Aim
Read the lines below. Copy out any that hold the string "this".

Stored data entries
┄┄┄┄┄┄

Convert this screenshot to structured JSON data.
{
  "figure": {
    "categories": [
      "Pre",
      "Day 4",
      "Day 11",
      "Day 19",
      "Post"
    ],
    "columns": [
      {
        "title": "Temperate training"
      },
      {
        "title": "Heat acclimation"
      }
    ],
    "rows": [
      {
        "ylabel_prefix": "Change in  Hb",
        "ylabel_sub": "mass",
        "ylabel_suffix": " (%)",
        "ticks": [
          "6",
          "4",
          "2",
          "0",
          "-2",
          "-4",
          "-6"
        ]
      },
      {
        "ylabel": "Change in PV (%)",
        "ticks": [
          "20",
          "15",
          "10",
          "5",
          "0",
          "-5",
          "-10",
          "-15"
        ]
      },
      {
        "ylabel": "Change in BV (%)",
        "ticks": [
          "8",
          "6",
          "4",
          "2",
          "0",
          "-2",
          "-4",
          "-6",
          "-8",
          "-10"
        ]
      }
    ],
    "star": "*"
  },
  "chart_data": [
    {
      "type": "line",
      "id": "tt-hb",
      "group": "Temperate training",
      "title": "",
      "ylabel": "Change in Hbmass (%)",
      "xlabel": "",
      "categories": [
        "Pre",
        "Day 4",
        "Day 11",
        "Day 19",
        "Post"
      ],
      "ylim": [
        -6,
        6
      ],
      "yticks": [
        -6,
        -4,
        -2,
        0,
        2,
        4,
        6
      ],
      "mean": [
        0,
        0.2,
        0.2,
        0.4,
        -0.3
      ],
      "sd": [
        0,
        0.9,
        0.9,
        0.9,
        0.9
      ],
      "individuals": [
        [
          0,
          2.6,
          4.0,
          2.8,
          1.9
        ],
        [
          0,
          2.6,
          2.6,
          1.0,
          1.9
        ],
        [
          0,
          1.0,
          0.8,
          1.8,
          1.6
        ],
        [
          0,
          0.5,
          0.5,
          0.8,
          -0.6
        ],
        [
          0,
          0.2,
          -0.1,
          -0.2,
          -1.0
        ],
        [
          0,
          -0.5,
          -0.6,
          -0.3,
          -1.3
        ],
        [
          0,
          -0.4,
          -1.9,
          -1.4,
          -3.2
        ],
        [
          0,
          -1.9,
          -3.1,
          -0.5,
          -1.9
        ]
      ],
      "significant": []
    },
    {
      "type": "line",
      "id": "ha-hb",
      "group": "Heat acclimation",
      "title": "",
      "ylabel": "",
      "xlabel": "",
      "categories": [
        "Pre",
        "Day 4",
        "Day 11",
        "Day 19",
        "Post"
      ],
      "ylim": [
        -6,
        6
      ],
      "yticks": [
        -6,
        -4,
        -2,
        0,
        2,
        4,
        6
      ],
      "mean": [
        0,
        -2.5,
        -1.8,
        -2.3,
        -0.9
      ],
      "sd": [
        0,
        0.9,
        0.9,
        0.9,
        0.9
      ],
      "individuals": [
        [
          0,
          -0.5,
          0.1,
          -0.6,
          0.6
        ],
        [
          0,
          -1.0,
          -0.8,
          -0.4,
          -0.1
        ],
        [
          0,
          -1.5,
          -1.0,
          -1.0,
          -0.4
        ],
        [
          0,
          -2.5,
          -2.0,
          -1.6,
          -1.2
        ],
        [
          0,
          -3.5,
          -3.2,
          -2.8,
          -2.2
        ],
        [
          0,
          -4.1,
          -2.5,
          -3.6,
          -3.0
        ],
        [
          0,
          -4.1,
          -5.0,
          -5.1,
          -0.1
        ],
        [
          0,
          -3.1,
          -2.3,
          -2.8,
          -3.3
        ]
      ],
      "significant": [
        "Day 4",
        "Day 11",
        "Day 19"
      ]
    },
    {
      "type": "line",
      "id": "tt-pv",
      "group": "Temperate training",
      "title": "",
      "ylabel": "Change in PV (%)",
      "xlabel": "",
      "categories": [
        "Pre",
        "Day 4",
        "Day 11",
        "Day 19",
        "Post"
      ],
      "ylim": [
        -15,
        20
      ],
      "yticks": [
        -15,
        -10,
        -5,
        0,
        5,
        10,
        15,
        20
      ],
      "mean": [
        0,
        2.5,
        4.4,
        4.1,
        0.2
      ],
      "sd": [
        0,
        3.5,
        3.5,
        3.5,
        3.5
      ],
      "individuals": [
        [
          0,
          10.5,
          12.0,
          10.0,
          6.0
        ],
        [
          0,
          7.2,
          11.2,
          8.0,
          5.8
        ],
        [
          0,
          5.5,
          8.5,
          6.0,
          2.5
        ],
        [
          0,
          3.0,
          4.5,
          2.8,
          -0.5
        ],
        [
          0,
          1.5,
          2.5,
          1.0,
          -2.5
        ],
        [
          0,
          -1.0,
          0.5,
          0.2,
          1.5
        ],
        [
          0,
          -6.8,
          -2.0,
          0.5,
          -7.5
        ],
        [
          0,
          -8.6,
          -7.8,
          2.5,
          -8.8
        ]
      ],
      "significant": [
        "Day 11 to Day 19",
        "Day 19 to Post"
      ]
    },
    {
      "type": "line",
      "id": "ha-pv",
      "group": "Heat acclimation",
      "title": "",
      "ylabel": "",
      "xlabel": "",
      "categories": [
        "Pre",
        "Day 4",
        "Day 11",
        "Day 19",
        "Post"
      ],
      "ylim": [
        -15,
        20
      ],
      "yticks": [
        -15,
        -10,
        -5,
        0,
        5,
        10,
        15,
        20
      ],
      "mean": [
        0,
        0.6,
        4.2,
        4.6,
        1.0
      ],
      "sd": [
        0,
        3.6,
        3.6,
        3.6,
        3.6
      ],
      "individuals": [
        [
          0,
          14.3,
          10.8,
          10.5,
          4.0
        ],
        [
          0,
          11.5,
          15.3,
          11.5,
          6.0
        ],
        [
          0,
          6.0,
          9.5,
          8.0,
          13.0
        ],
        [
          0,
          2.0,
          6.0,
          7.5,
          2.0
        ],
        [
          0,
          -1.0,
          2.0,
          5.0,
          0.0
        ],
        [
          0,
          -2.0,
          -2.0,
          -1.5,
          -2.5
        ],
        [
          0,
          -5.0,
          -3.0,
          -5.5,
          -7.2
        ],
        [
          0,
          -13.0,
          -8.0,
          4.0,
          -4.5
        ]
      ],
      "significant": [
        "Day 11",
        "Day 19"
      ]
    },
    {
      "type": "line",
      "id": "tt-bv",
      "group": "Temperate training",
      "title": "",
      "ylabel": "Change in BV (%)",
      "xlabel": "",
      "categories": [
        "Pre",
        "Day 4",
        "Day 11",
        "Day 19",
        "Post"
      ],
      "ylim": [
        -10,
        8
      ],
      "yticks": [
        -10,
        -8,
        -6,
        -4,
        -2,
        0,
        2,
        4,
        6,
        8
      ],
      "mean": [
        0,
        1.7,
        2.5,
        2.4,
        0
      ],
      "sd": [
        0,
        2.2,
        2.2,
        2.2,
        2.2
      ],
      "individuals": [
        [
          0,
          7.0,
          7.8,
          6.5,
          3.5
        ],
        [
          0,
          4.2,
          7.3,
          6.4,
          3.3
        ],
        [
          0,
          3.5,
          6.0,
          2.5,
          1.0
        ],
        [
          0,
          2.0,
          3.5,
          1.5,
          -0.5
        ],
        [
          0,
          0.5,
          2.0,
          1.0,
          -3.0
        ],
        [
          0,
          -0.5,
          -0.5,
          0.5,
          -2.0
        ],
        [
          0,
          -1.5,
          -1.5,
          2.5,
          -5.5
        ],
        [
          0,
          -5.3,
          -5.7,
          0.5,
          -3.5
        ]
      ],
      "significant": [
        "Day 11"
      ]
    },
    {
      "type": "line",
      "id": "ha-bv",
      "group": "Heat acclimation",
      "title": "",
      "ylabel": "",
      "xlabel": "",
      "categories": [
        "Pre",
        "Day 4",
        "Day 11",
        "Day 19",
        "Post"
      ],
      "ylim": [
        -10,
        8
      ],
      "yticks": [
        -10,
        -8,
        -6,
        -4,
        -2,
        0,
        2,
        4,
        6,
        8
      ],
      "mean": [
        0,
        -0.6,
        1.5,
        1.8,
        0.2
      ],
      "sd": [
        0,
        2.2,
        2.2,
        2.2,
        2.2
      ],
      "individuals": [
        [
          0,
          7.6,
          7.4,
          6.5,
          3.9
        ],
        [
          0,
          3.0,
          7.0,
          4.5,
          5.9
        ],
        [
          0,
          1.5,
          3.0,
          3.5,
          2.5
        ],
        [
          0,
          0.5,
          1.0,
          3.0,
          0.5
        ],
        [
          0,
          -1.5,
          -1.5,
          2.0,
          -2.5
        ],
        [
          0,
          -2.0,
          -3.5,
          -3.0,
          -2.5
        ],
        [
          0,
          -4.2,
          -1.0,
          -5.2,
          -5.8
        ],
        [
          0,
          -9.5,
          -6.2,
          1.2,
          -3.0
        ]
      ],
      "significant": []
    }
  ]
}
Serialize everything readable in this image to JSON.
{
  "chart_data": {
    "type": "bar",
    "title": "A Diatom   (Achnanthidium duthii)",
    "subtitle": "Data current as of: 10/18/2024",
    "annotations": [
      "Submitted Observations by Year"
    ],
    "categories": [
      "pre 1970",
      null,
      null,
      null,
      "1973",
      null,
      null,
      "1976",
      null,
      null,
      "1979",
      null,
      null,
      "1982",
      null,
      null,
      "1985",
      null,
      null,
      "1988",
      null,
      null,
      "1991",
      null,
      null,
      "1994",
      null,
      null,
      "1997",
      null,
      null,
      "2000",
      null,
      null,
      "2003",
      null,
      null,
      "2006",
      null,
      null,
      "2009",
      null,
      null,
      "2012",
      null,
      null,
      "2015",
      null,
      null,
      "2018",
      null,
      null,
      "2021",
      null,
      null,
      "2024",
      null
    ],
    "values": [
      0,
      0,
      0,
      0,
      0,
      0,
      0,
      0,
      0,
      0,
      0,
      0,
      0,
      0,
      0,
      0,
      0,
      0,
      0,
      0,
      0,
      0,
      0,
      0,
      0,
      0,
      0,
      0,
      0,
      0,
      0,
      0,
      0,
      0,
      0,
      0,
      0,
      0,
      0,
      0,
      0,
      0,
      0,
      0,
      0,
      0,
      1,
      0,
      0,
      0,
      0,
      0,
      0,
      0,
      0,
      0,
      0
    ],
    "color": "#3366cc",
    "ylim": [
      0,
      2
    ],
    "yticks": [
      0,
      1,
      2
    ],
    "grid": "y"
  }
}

┄┄┄┄┄┄

Response
Convert this screenshot to structured JSON data.
Serialize everything readable in this image to JSON.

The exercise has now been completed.